Item position entries:
····················
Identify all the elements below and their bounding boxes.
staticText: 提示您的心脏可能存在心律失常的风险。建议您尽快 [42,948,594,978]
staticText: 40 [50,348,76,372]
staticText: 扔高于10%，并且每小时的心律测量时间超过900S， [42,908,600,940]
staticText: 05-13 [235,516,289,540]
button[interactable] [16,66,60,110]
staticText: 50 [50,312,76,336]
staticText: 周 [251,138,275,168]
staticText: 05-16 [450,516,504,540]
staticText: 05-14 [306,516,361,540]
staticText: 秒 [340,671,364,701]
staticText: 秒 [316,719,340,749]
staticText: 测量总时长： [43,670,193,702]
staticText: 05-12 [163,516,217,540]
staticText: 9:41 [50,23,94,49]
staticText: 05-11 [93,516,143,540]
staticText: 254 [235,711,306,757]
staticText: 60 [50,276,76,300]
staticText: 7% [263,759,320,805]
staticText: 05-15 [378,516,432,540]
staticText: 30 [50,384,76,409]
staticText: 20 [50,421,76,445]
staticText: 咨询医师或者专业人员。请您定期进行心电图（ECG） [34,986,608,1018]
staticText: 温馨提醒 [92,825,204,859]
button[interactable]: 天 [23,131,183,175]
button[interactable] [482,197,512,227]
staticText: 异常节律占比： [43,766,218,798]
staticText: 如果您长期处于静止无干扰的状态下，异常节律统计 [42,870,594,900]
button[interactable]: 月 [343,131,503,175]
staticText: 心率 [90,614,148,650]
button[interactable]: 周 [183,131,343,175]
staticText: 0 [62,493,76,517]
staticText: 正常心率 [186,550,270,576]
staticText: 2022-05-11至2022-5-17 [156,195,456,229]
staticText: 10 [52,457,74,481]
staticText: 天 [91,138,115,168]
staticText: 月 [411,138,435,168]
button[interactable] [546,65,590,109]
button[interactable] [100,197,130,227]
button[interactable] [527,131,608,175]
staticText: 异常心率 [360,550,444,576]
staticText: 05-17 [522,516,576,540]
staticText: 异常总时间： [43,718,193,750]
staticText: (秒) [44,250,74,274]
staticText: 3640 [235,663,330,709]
····················
EXERCISE PROMPT: Convert the stretch of the items from the start through the line containing "staticText: 30 [50,384,76,409]" into a Markdown table with the columns Row and Line, numbering each line and leaving out any blank lines.

RESULT OF THIS TASK:
| Row | Line |
|---|---|
| 1 | Identify all the elements below and their bounding boxes. |
| 2 | staticText: 提示您的心脏可能存在心律失常的风险。建议您尽快 [42,948,594,978] |
| 3 | staticText: 40 [50,348,76,372] |
| 4 | staticText: 扔高于10%，并且每小时的心律测量时间超过900S， [42,908,600,940] |
| 5 | staticText: 05-13 [235,516,289,540] |
| 6 | button[interactable] [16,66,60,110] |
| 7 | staticText: 50 [50,312,76,336] |
| 8 | staticText: 周 [251,138,275,168] |
| 9 | staticText: 05-16 [450,516,504,540] |
| 10 | staticText: 05-14 [306,516,361,540] |
| 11 | staticText: 秒 [340,671,364,701] |
| 12 | staticText: 秒 [316,719,340,749] |
| 13 | staticText: 测量总时长： [43,670,193,702] |
| 14 | staticText: 05-12 [163,516,217,540] |
| 15 | staticText: 9:41 [50,23,94,49] |
| 16 | staticText: 05-11 [93,516,143,540] |
| 17 | staticText: 254 [235,711,306,757] |
| 18 | staticText: 60 [50,276,76,300] |
| 19 | staticText: 7% [263,759,320,805] |
| 20 | staticText: 05-15 [378,516,432,540] |
| 21 | staticText: 30 [50,384,76,409] |